■ **REQUIRED WORK**
Will you extract the entries word for word? Images should not appear in the copy.

■ **DATA ROWS**
+===+

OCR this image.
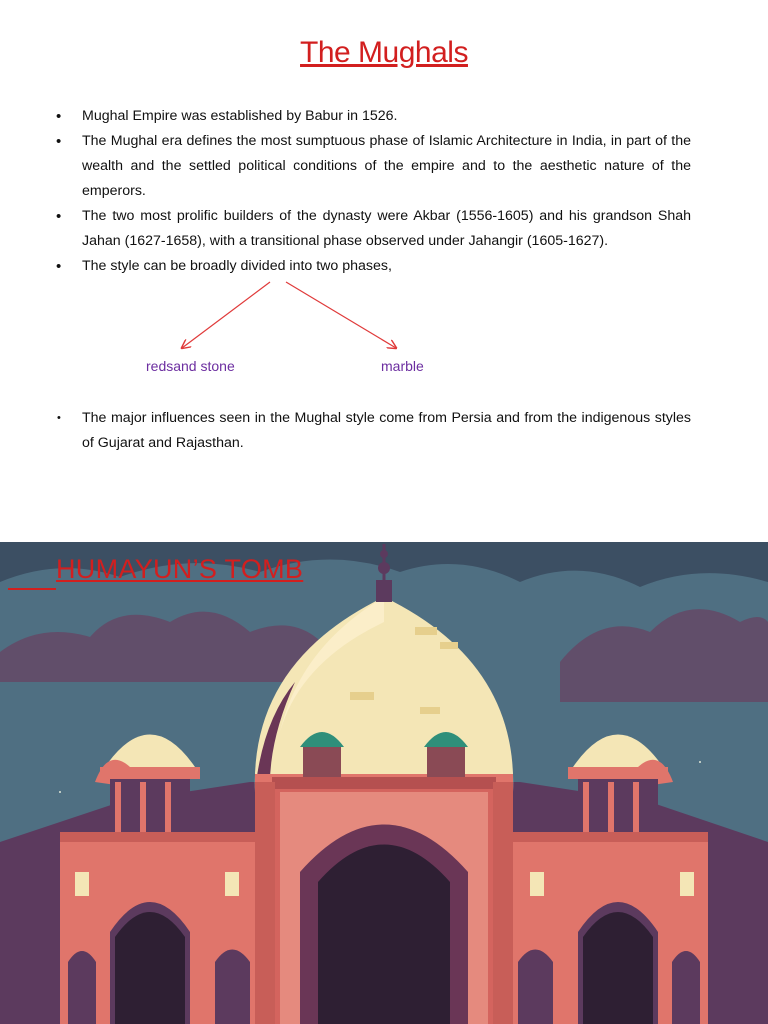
The Mughals
• Mughal Empire was established by Babur in 1526.
• The Mughal era defines the most sumptuous phase of Islamic Architecture in India, in part of the wealth and the settled political conditions of the empire and to the aesthetic nature of the emperors.
• The two most prolific builders of the dynasty were Akbar (1556-1605) and his grandson Shah Jahan (1627-1658), with a transitional phase observed under Jahangir (1605-1627).
• The style can be broadly divided into two phases,
redsand stone	marble
• The major influences seen in the Mughal style come from Persia and from the indigenous styles of Gujarat and Rajasthan.
HUMAYUN’S TOMB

+===+

■ **RESPONSE FOR THIS EXERCISE**
OCR this image.
The Mughals
• Mughal Empire was established by Babur in 1526.
• The Mughal era defines the most sumptuous phase of Islamic Architecture in India, in part of the wealth and the settled political conditions of the empire and to the aesthetic nature of the emperors.
• The two most prolific builders of the dynasty were Akbar (1556-1605) and his grandson Shah Jahan (1627-1658), with a transitional phase observed under Jahangir (1605-1627).
• The style can be broadly divided into two phases,
redsand stone	marble
• The major influences seen in the Mughal style come from Persia and from the indigenous styles of Gujarat and Rajasthan.
HUMAYUN’S TOMB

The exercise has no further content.